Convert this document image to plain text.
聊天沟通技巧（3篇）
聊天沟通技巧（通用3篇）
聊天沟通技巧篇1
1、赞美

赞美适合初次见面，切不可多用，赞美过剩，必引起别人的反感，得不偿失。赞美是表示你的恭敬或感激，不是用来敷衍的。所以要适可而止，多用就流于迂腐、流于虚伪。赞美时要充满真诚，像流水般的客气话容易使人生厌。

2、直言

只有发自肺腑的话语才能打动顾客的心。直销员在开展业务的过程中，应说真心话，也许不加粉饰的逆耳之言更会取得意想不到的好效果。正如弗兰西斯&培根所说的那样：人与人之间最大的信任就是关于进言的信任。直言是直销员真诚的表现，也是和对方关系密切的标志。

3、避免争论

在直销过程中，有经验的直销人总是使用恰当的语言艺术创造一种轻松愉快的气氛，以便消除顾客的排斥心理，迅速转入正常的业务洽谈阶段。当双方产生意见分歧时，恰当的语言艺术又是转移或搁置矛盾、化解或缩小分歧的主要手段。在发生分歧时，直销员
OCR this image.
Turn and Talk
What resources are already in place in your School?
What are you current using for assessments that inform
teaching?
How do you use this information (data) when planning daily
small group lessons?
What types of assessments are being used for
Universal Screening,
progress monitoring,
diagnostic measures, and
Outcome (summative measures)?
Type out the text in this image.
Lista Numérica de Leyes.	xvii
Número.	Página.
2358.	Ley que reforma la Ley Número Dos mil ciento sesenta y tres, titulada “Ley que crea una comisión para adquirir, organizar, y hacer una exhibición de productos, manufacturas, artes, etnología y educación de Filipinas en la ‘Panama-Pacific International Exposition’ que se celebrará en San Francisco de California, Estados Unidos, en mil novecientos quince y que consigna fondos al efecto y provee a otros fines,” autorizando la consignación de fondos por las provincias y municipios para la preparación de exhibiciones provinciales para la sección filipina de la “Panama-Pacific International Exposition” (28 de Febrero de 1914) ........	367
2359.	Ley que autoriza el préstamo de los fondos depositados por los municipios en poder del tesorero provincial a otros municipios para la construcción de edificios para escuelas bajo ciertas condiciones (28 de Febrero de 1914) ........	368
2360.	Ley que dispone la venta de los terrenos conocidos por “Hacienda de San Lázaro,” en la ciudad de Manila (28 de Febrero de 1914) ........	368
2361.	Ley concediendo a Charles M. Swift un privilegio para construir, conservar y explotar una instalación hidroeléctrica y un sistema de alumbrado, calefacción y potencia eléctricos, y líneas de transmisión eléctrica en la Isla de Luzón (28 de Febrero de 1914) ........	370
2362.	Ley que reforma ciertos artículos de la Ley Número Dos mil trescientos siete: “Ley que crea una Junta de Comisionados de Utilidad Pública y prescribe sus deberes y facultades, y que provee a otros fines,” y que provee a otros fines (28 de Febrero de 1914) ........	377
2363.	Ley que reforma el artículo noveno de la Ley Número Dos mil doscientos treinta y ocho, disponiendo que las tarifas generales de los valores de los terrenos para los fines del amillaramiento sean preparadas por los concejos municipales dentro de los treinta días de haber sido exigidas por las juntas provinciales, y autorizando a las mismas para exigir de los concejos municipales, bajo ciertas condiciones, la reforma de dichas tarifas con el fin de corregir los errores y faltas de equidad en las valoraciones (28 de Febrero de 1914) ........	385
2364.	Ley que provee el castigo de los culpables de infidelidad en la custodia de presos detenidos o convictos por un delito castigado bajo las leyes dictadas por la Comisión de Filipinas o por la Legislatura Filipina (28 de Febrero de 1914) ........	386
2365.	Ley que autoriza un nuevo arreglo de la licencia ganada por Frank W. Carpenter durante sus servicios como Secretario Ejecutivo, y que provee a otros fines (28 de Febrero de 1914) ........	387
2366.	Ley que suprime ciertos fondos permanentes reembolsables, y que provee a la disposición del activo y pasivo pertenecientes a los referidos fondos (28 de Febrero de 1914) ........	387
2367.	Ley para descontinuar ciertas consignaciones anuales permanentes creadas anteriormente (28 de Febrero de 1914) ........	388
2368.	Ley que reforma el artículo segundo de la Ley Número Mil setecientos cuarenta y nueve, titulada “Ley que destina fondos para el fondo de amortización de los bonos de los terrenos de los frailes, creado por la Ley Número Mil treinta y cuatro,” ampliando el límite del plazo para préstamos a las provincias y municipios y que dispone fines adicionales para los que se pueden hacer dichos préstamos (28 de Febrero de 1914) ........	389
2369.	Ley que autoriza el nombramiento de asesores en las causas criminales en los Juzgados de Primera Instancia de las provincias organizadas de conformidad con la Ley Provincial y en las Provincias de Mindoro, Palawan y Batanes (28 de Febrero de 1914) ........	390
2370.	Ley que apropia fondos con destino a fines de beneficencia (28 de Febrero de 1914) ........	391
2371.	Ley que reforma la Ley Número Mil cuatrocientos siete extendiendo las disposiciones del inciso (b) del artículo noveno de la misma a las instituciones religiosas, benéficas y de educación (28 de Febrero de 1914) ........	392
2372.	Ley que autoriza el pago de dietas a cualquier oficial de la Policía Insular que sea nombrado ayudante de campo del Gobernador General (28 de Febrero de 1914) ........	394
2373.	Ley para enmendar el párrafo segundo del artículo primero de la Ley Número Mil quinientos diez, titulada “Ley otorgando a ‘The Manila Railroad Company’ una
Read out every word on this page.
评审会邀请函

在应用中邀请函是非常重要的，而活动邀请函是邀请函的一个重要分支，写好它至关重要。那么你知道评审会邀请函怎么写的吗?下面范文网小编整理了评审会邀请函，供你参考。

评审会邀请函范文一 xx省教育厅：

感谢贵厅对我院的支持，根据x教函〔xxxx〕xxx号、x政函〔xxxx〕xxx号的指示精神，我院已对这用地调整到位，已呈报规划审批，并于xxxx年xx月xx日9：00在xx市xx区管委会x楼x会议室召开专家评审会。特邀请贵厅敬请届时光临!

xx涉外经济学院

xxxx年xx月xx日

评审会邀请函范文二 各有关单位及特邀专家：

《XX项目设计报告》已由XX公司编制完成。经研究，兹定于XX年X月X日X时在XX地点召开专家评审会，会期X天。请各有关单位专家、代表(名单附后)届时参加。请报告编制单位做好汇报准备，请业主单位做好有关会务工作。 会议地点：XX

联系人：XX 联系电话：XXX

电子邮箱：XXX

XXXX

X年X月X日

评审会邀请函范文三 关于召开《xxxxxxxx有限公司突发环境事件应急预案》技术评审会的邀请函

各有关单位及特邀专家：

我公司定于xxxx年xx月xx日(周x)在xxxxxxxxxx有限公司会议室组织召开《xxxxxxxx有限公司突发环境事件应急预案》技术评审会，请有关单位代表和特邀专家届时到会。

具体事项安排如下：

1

------------------------------------

Problem to work on: List the lines of the entries that include "What".

Output of the task:
What resources are already in place in your School?
What are you current using for assessments that inform
What types of assessments are being used for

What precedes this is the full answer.